#### EXERCISE BRIEF
Do not copy the pictures; transcribe all other material exactly.

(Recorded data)
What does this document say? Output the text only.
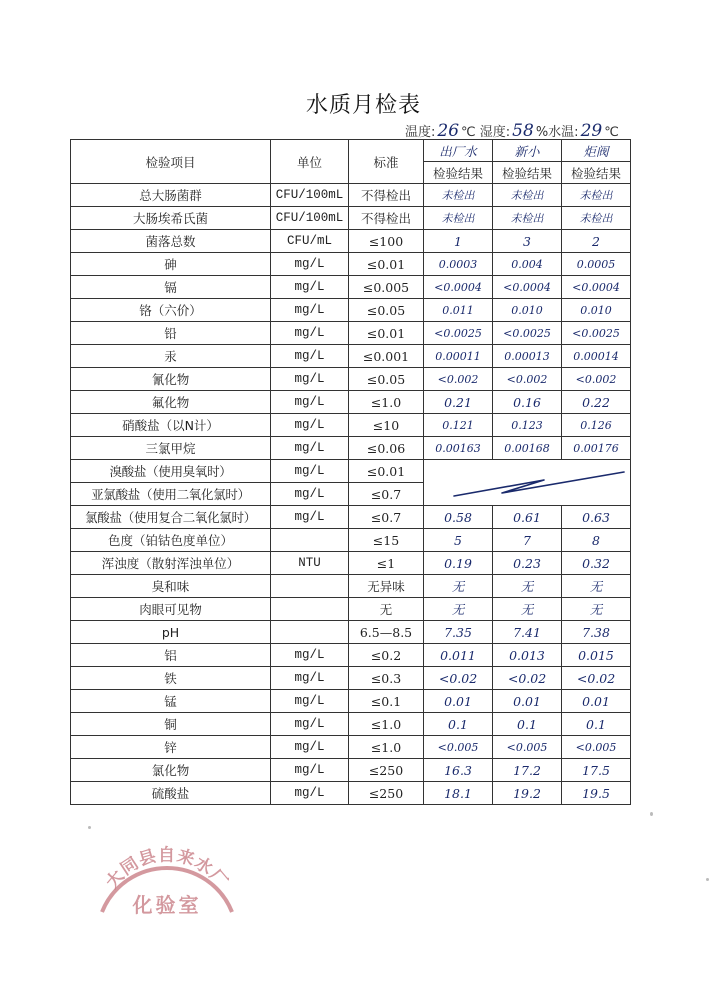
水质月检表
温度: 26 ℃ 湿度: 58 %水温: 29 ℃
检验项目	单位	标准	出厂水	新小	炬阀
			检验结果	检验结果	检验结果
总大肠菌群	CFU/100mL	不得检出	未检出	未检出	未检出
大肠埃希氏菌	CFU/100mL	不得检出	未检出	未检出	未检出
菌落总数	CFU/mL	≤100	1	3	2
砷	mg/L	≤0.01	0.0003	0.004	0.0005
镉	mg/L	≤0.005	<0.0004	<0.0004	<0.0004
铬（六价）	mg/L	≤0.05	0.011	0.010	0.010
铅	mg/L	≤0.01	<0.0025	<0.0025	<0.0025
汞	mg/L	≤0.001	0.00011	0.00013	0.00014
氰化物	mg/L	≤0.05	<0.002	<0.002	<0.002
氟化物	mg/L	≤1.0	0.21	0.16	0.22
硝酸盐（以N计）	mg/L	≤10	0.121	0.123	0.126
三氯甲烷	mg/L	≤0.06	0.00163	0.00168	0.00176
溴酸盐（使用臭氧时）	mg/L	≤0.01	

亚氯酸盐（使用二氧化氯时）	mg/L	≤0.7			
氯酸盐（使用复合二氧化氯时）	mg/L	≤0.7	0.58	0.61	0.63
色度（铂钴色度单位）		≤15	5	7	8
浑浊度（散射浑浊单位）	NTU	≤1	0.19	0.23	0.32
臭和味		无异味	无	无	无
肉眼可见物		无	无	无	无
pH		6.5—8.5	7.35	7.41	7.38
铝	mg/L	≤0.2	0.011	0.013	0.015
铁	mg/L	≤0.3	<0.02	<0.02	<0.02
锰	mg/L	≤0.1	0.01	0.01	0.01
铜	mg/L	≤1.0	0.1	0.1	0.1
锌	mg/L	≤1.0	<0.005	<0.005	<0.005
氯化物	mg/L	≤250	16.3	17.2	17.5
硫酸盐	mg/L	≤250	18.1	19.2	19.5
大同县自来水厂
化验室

#### WRITTEN REPLY
What does this document say? Output the text only.
水质月检表
温度: 26 ℃ 湿度: 58 %水温: 29 ℃
检验项目	单位	标准	出厂水	新小	炬阀
			检验结果	检验结果	检验结果
总大肠菌群	CFU/100mL	不得检出	未检出	未检出	未检出
大肠埃希氏菌	CFU/100mL	不得检出	未检出	未检出	未检出
菌落总数	CFU/mL	≤100	1	3	2
砷	mg/L	≤0.01	0.0003	0.004	0.0005
镉	mg/L	≤0.005	<0.0004	<0.0004	<0.0004
铬（六价）	mg/L	≤0.05	0.011	0.010	0.010
铅	mg/L	≤0.01	<0.0025	<0.0025	<0.0025
汞	mg/L	≤0.001	0.00011	0.00013	0.00014
氰化物	mg/L	≤0.05	<0.002	<0.002	<0.002
氟化物	mg/L	≤1.0	0.21	0.16	0.22
硝酸盐（以N计）	mg/L	≤10	0.121	0.123	0.126
三氯甲烷	mg/L	≤0.06	0.00163	0.00168	0.00176
溴酸盐（使用臭氧时）	mg/L	≤0.01	

亚氯酸盐（使用二氧化氯时）	mg/L	≤0.7			
氯酸盐（使用复合二氧化氯时）	mg/L	≤0.7	0.58	0.61	0.63
色度（铂钴色度单位）		≤15	5	7	8
浑浊度（散射浑浊单位）	NTU	≤1	0.19	0.23	0.32
臭和味		无异味	无	无	无
肉眼可见物		无	无	无	无
pH		6.5—8.5	7.35	7.41	7.38
铝	mg/L	≤0.2	0.011	0.013	0.015
铁	mg/L	≤0.3	<0.02	<0.02	<0.02
锰	mg/L	≤0.1	0.01	0.01	0.01
铜	mg/L	≤1.0	0.1	0.1	0.1
锌	mg/L	≤1.0	<0.005	<0.005	<0.005
氯化物	mg/L	≤250	16.3	17.2	17.5
硫酸盐	mg/L	≤250	18.1	19.2	19.5
大同县自来水厂
化验室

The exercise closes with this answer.